* start *
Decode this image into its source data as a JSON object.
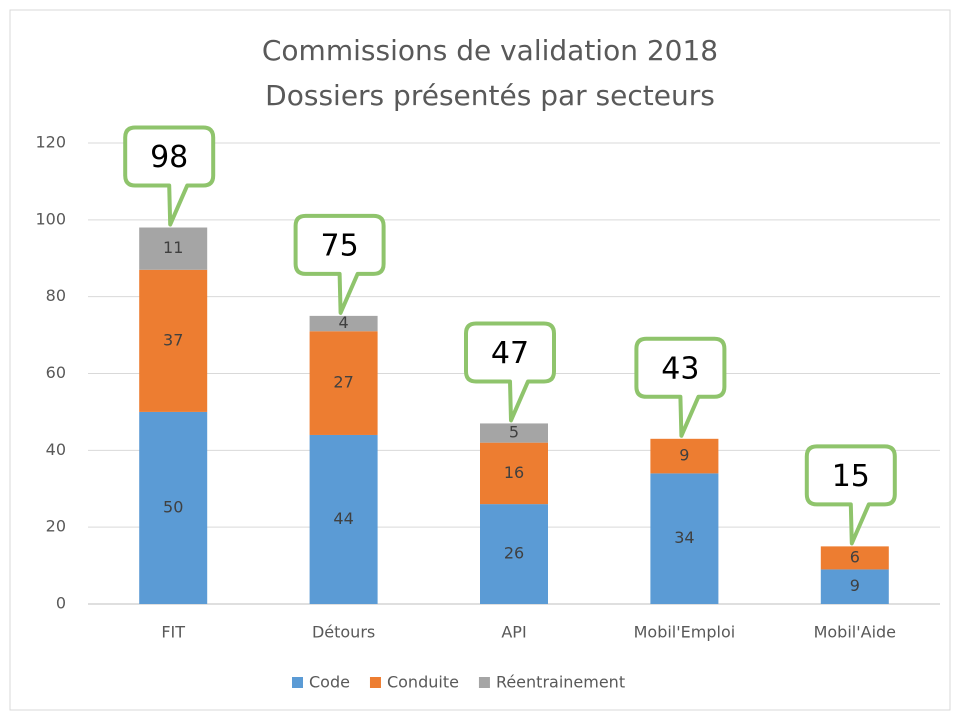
{
  "chart_data": {
    "type": "stacked_bar",
    "title": "Commissions de validation 2018",
    "subtitle": "Dossiers présentés par secteurs",
    "categories": [
      "FIT",
      "Détours",
      "API",
      "Mobil'Emploi",
      "Mobil'Aide"
    ],
    "series": [
      {
        "name": "Code",
        "color": "#5b9bd5",
        "values": [
          50,
          44,
          26,
          34,
          9
        ]
      },
      {
        "name": "Conduite",
        "color": "#ed7d31",
        "values": [
          37,
          27,
          16,
          9,
          6
        ]
      },
      {
        "name": "Réentrainement",
        "color": "#a5a5a5",
        "values": [
          11,
          4,
          5,
          0,
          0
        ]
      }
    ],
    "totals": [
      98,
      75,
      47,
      43,
      15
    ],
    "ylim": [
      0,
      120
    ],
    "yticks": [
      0,
      20,
      40,
      60,
      80,
      100,
      120
    ],
    "grid": true,
    "legend": "bottom",
    "callout_color": "#8fc46c"
  }
}
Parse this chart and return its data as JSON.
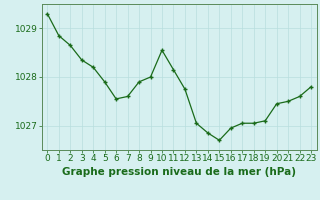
{
  "x": [
    0,
    1,
    2,
    3,
    4,
    5,
    6,
    7,
    8,
    9,
    10,
    11,
    12,
    13,
    14,
    15,
    16,
    17,
    18,
    19,
    20,
    21,
    22,
    23
  ],
  "y": [
    1029.3,
    1028.85,
    1028.65,
    1028.35,
    1028.2,
    1027.9,
    1027.55,
    1027.6,
    1027.9,
    1028.0,
    1028.55,
    1028.15,
    1027.75,
    1027.05,
    1026.85,
    1026.7,
    1026.95,
    1027.05,
    1027.05,
    1027.1,
    1027.45,
    1027.5,
    1027.6,
    1027.8
  ],
  "ylim": [
    1026.5,
    1029.5
  ],
  "yticks": [
    1027,
    1028,
    1029
  ],
  "xticks": [
    0,
    1,
    2,
    3,
    4,
    5,
    6,
    7,
    8,
    9,
    10,
    11,
    12,
    13,
    14,
    15,
    16,
    17,
    18,
    19,
    20,
    21,
    22,
    23
  ],
  "xlabel": "Graphe pression niveau de la mer (hPa)",
  "line_color": "#1a6b1a",
  "marker": "+",
  "bg_color": "#d6f0f0",
  "grid_color": "#b8dede",
  "border_color": "#5a8a5a",
  "tick_label_color": "#1a6b1a",
  "xlabel_color": "#1a6b1a",
  "tick_fontsize": 6.5,
  "xlabel_fontsize": 7.5
}
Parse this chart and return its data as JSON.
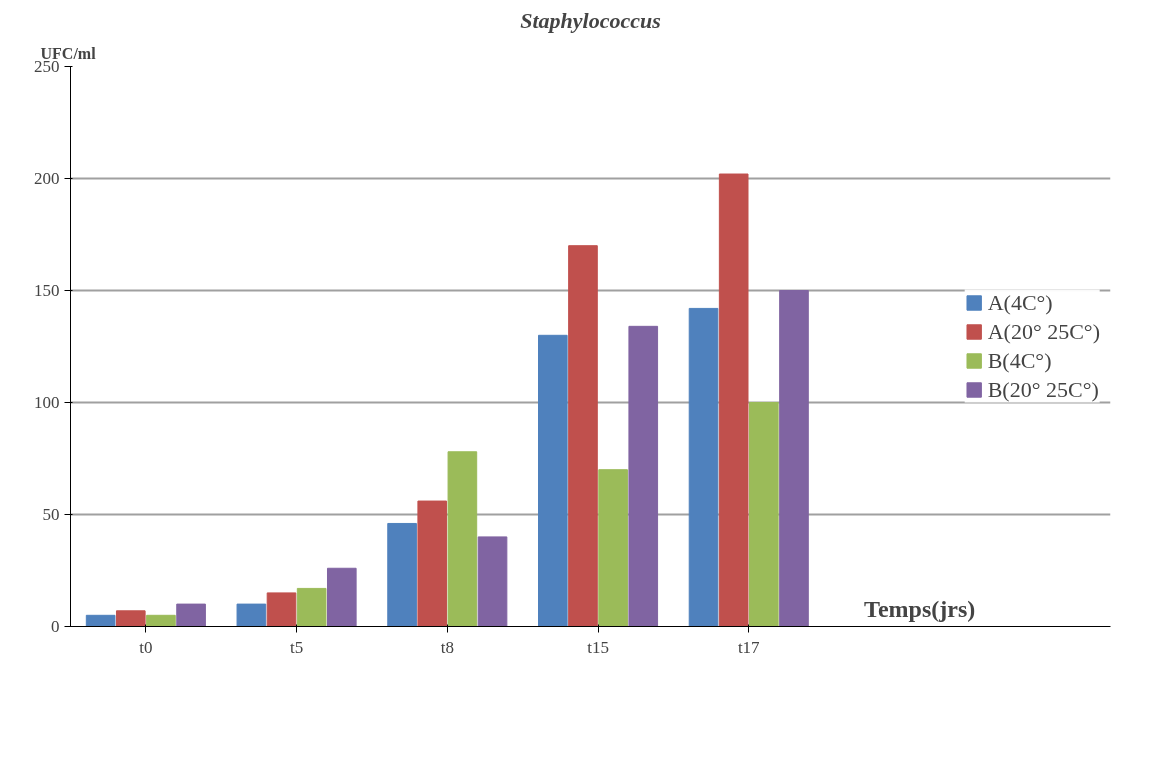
{
  "chart_data": {
    "type": "bar",
    "title": "Staphylococcus",
    "xlabel": "Temps(jrs)",
    "ylabel": "UFC/ml",
    "categories": [
      "t0",
      "t5",
      "t8",
      "t15",
      "t17"
    ],
    "series": [
      {
        "name": "A(4C°)",
        "color": "#4f81bd",
        "values": [
          5,
          10,
          46,
          130,
          142
        ]
      },
      {
        "name": "A(20° 25C°)",
        "color": "#c0504d",
        "values": [
          7,
          15,
          56,
          170,
          202
        ]
      },
      {
        "name": "B(4C°)",
        "color": "#9bbb59",
        "values": [
          5,
          17,
          78,
          70,
          100
        ]
      },
      {
        "name": "B(20° 25C°)",
        "color": "#8064a2",
        "values": [
          10,
          26,
          40,
          134,
          150
        ]
      }
    ],
    "ylim": [
      0,
      250
    ],
    "yticks": [
      0,
      50,
      100,
      150,
      200,
      250
    ],
    "grid": "y",
    "legend": "right"
  }
}
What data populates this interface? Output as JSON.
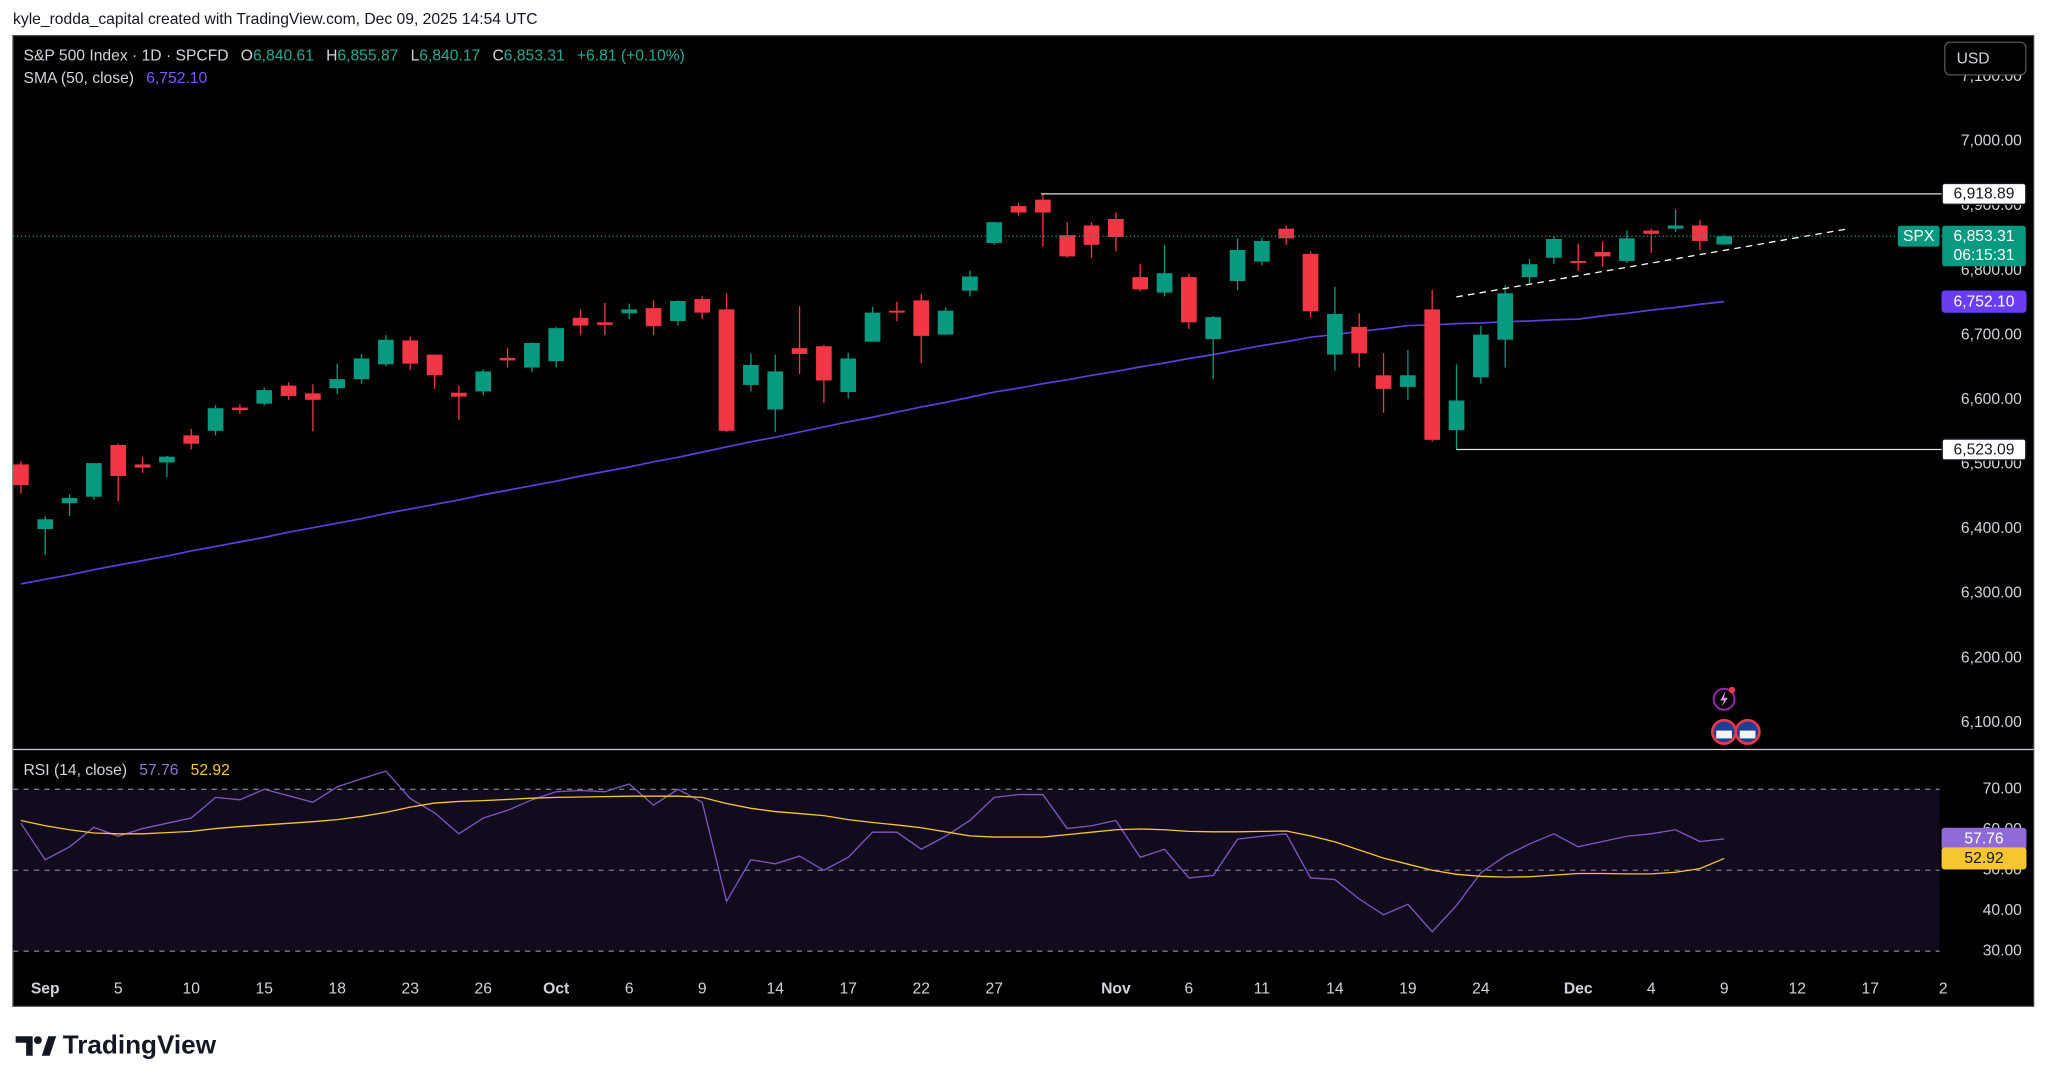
{
  "header": {
    "attribution": "kyle_rodda_capital created with TradingView.com, Dec 09, 2025 14:54 UTC",
    "currency": "USD",
    "brand": "TradingView"
  },
  "chart_data": [
    {
      "type": "candlestick",
      "title": "S&P 500 Index · 1D · SPCFD",
      "legend_ohlc": [
        {
          "key": "O",
          "value": "6,840.61"
        },
        {
          "key": "H",
          "value": "6,855.87"
        },
        {
          "key": "L",
          "value": "6,840.17"
        },
        {
          "key": "C",
          "value": "6,853.31"
        }
      ],
      "change": "+6.81 (+0.10%)",
      "categories": [
        null,
        "Sep",
        null,
        null,
        "5",
        null,
        null,
        "10",
        null,
        null,
        "15",
        null,
        null,
        "18",
        null,
        null,
        "23",
        null,
        null,
        "26",
        null,
        null,
        "Oct",
        null,
        null,
        "6",
        null,
        null,
        "9",
        null,
        null,
        "14",
        null,
        null,
        "17",
        null,
        null,
        "22",
        null,
        null,
        "27",
        null,
        null,
        null,
        null,
        "Nov",
        null,
        null,
        "6",
        null,
        null,
        "11",
        null,
        null,
        "14",
        null,
        null,
        "19",
        null,
        null,
        "24",
        null,
        null,
        null,
        "Dec",
        null,
        null,
        "4",
        null,
        null,
        "9",
        null,
        null,
        "12",
        null,
        null,
        "17",
        null,
        null,
        "2"
      ],
      "series": [
        {
          "name": "SPX",
          "up_color": "#089981",
          "down_color": "#f23645",
          "last_label": "6,853.31",
          "countdown": "06:15:31",
          "open": [
            6500,
            6400,
            6440,
            6450,
            6530,
            6500,
            6503,
            6545,
            6552,
            6588,
            6594,
            6622,
            6610,
            6618,
            6632,
            6655,
            6692,
            6670,
            6611,
            6613,
            6665,
            6650,
            6660,
            6727,
            6720,
            6734,
            6742,
            6722,
            6756,
            6740,
            6623,
            6585,
            6680,
            6683,
            6612,
            6690,
            6738,
            6754,
            6701,
            6769,
            6843,
            6900,
            6910,
            6855,
            6870,
            6880,
            6790,
            6766,
            6790,
            6694,
            6784,
            6814,
            6865,
            6826,
            6670,
            6713,
            6638,
            6620,
            6740,
            6553,
            6635,
            6693,
            6790,
            6820,
            6815,
            6829,
            6815,
            6862,
            6865,
            6870,
            6840.61,
            null,
            null,
            null,
            null,
            null,
            null,
            null,
            null,
            null
          ],
          "high": [
            6505,
            6420,
            6454,
            6502,
            6532,
            6511,
            6513,
            6555,
            6592,
            6593,
            6619,
            6627,
            6624,
            6656,
            6671,
            6700,
            6698,
            6670,
            6622,
            6647,
            6680,
            6689,
            6713,
            6740,
            6750,
            6749,
            6754,
            6754,
            6760,
            6765,
            6672,
            6670,
            6745,
            6685,
            6673,
            6744,
            6752,
            6764,
            6743,
            6800,
            6876,
            6905,
            6918.89,
            6875,
            6875,
            6890,
            6810,
            6840,
            6795,
            6730,
            6850,
            6851,
            6870,
            6830,
            6775,
            6734,
            6672,
            6677,
            6770,
            6655,
            6715,
            6777,
            6818,
            6853,
            6842,
            6845,
            6862,
            6865,
            6895,
            6878,
            6855.87,
            null,
            null,
            null,
            null,
            null,
            null,
            null,
            null,
            null
          ],
          "low": [
            6455,
            6360,
            6420,
            6445,
            6443,
            6487,
            6480,
            6523,
            6545,
            6578,
            6591,
            6600,
            6551,
            6609,
            6625,
            6652,
            6646,
            6617,
            6569,
            6607,
            6650,
            6643,
            6650,
            6701,
            6700,
            6725,
            6700,
            6715,
            6725,
            6550,
            6613,
            6550,
            6640,
            6595,
            6602,
            6690,
            6722,
            6657,
            6700,
            6760,
            6840,
            6885,
            6837,
            6820,
            6820,
            6830,
            6768,
            6760,
            6710,
            6632,
            6770,
            6808,
            6840,
            6728,
            6645,
            6650,
            6580,
            6600,
            6535,
            6523.09,
            6625,
            6650,
            6780,
            6810,
            6800,
            6806,
            6812,
            6828,
            6860,
            6832,
            6840.17,
            null,
            null,
            null,
            null,
            null,
            null,
            null,
            null,
            null
          ],
          "close": [
            6468,
            6415,
            6448,
            6502,
            6482,
            6495,
            6512,
            6532,
            6587,
            6584,
            6615,
            6606,
            6600,
            6632,
            6664,
            6693,
            6656,
            6638,
            6605,
            6644,
            6661,
            6688,
            6711,
            6715,
            6716,
            6740,
            6714,
            6753,
            6735,
            6552,
            6654,
            6644,
            6671,
            6630,
            6664,
            6735,
            6735,
            6699,
            6738,
            6791,
            6875,
            6890,
            6890,
            6822,
            6840,
            6852,
            6771,
            6796,
            6720,
            6728,
            6832,
            6846,
            6850,
            6737,
            6733,
            6672,
            6617,
            6638,
            6538,
            6599,
            6701,
            6765,
            6810,
            6849,
            6812,
            6822,
            6850,
            6857,
            6870,
            6846,
            6853.31,
            null,
            null,
            null,
            null,
            null,
            null,
            null,
            null,
            null
          ]
        },
        {
          "name": "SMA (50, close)",
          "type": "line",
          "color": "#5b3fd9",
          "last_label": "6,752.10",
          "values": [
            6315,
            6322,
            6329,
            6337,
            6344,
            6351,
            6358,
            6366,
            6373,
            6380,
            6387,
            6395,
            6402,
            6409,
            6416,
            6424,
            6431,
            6438,
            6445,
            6453,
            6460,
            6467,
            6474,
            6482,
            6489,
            6496,
            6504,
            6511,
            6519,
            6527,
            6535,
            6542,
            6550,
            6558,
            6566,
            6573,
            6581,
            6589,
            6596,
            6604,
            6612,
            6618,
            6625,
            6631,
            6638,
            6644,
            6651,
            6657,
            6664,
            6670,
            6677,
            6684,
            6690,
            6697,
            6701,
            6706,
            6710,
            6715,
            6716,
            6718,
            6719,
            6721,
            6722,
            6724,
            6725,
            6730,
            6734,
            6739,
            6743,
            6748,
            6752.1,
            null,
            null,
            null,
            null,
            null,
            null,
            null,
            null,
            null
          ]
        }
      ],
      "levels": [
        {
          "value": 6918.89,
          "label": "6,918.89"
        },
        {
          "value": 6523.09,
          "label": "6,523.09"
        }
      ],
      "ylim": [
        6059.5,
        7163.8
      ],
      "yticks": [
        {
          "value": 6100,
          "label": "6,100.00"
        },
        {
          "value": 6200,
          "label": "6,200.00"
        },
        {
          "value": 6300,
          "label": "6,300.00"
        },
        {
          "value": 6400,
          "label": "6,400.00"
        },
        {
          "value": 6500,
          "label": "6,500.00"
        },
        {
          "value": 6600,
          "label": "6,600.00"
        },
        {
          "value": 6700,
          "label": "6,700.00"
        },
        {
          "value": 6800,
          "label": "6,800.00"
        },
        {
          "value": 6900,
          "label": "6,900.00"
        },
        {
          "value": 7000,
          "label": "7,000.00"
        },
        {
          "value": 7100,
          "label": "7,100.00"
        }
      ],
      "grid": false
    },
    {
      "type": "line",
      "title": "RSI (14, close)",
      "series": [
        {
          "color": "#7e57c2",
          "last_label": "57.76",
          "values": [
            61.6,
            52.6,
            55.8,
            60.6,
            58.4,
            60.3,
            61.6,
            62.9,
            68,
            67.4,
            70,
            68.4,
            66.8,
            70.6,
            72.6,
            74.5,
            67.7,
            64.2,
            59,
            62.9,
            64.8,
            67.4,
            69.4,
            69.7,
            69.4,
            71.3,
            66.1,
            70,
            66.8,
            42.3,
            52.6,
            51.6,
            53.5,
            50,
            53.2,
            59.4,
            59.4,
            55.2,
            58.4,
            62.3,
            68,
            68.7,
            68.7,
            60.3,
            61,
            62.3,
            53.2,
            55.2,
            48.1,
            48.7,
            57.7,
            58.4,
            59,
            48.1,
            47.7,
            42.9,
            39,
            41.6,
            34.8,
            41.3,
            49.4,
            53.5,
            56.5,
            59,
            55.8,
            57.1,
            58.4,
            59,
            60,
            57.1,
            57.76,
            null,
            null,
            null,
            null,
            null,
            null,
            null,
            null,
            null
          ]
        },
        {
          "color": "#f7c62f",
          "last_label": "52.92",
          "values": [
            62.3,
            61,
            60,
            59.2,
            59,
            59,
            59.3,
            59.6,
            60.3,
            60.8,
            61.2,
            61.6,
            62,
            62.5,
            63.3,
            64.3,
            65.6,
            66.6,
            67,
            67.2,
            67.5,
            67.8,
            68,
            68.1,
            68.2,
            68.3,
            68.3,
            68.3,
            68,
            66.5,
            65.3,
            64.5,
            64,
            63.5,
            62.5,
            61.8,
            61.2,
            60.5,
            59.5,
            58.5,
            58.2,
            58.2,
            58.2,
            58.8,
            59.4,
            60,
            60.2,
            60,
            59.6,
            59.5,
            59.5,
            59.6,
            59.7,
            58.5,
            57,
            55,
            53,
            51.5,
            50,
            49,
            48.5,
            48.3,
            48.4,
            48.8,
            49.2,
            49.2,
            49.1,
            49.1,
            49.5,
            50.4,
            52.92,
            null,
            null,
            null,
            null,
            null,
            null,
            null,
            null,
            null
          ]
        }
      ],
      "levels": [
        70,
        50,
        30
      ],
      "ylim": [
        26.1,
        78.7
      ],
      "yticks": [
        {
          "value": 30,
          "label": "30.00"
        },
        {
          "value": 40,
          "label": "40.00"
        },
        {
          "value": 50,
          "label": "50.00"
        },
        {
          "value": 60,
          "label": "60.00"
        },
        {
          "value": 70,
          "label": "70.00"
        }
      ],
      "grid": false
    }
  ]
}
* end *
◆ What you are asked to do
Take every line from the records above that has the word "TradingView" and copy it.

◆ Worked answer
    "attribution": "kyle_rodda_capital created with TradingView.com, Dec 09, 2025 14:54 UTC",
    "brand": "TradingView"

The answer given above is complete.